» **Task material**:
▶

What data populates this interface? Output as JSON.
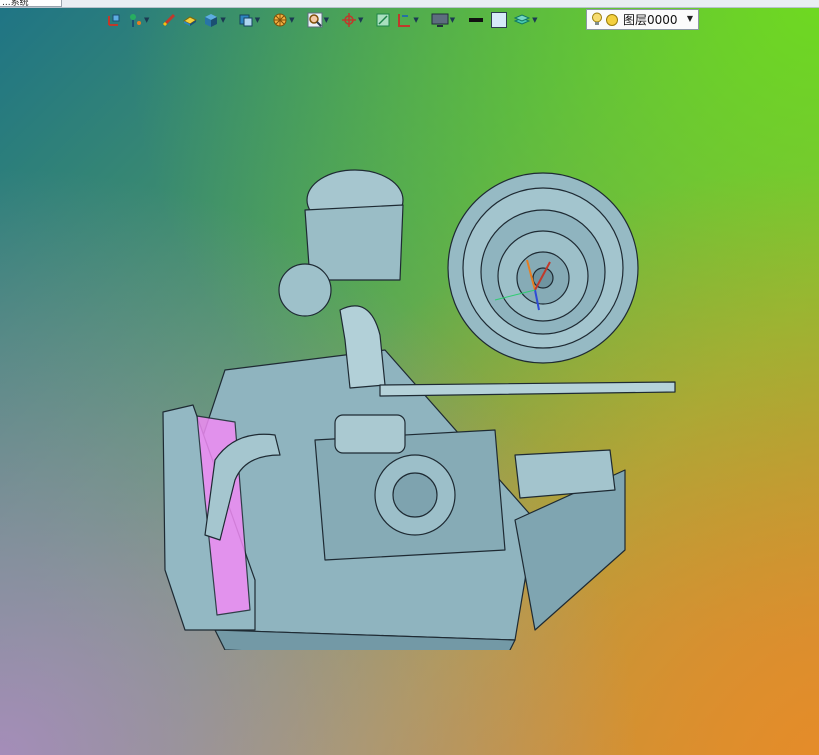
{
  "window": {
    "tab_label": "...系统"
  },
  "toolbar": {
    "layer_selector": {
      "value": "图层0000"
    },
    "icons": [
      "ucs-icon",
      "pin-icon",
      "sketch-icon",
      "solid-icon",
      "box-icon",
      "view-cube-icon",
      "render-icon",
      "zoom-icon",
      "axis-icon",
      "section-icon",
      "dimension-icon",
      "display-icon",
      "line-color-icon",
      "fill-color-icon",
      "layer-stack-icon",
      "lightbulb-icon",
      "layer-visible-icon"
    ]
  },
  "colors": {
    "viewport_top_left": "#1f7485",
    "viewport_top_right": "#6ed21e",
    "viewport_bottom_left": "#a88cbe",
    "viewport_bottom_right": "#e68c28",
    "model_body": "#8fb4bf",
    "model_edges": "#1e2a33",
    "highlight": "#f08cf5"
  }
}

◀

Without including the pictures, reproduce all entries exactly.

What data populates this interface? Output as JSON.
{
  "window": {
    "tab_label": "...系统"
  },
  "toolbar": {
    "layer_selector": {
      "value": "图层0000"
    },
    "icons": [
      "ucs-icon",
      "pin-icon",
      "sketch-icon",
      "solid-icon",
      "box-icon",
      "view-cube-icon",
      "render-icon",
      "zoom-icon",
      "axis-icon",
      "section-icon",
      "dimension-icon",
      "display-icon",
      "line-color-icon",
      "fill-color-icon",
      "layer-stack-icon",
      "lightbulb-icon",
      "layer-visible-icon"
    ]
  },
  "colors": {
    "viewport_top_left": "#1f7485",
    "viewport_top_right": "#6ed21e",
    "viewport_bottom_left": "#a88cbe",
    "viewport_bottom_right": "#e68c28",
    "model_body": "#8fb4bf",
    "model_edges": "#1e2a33",
    "highlight": "#f08cf5"
  }
}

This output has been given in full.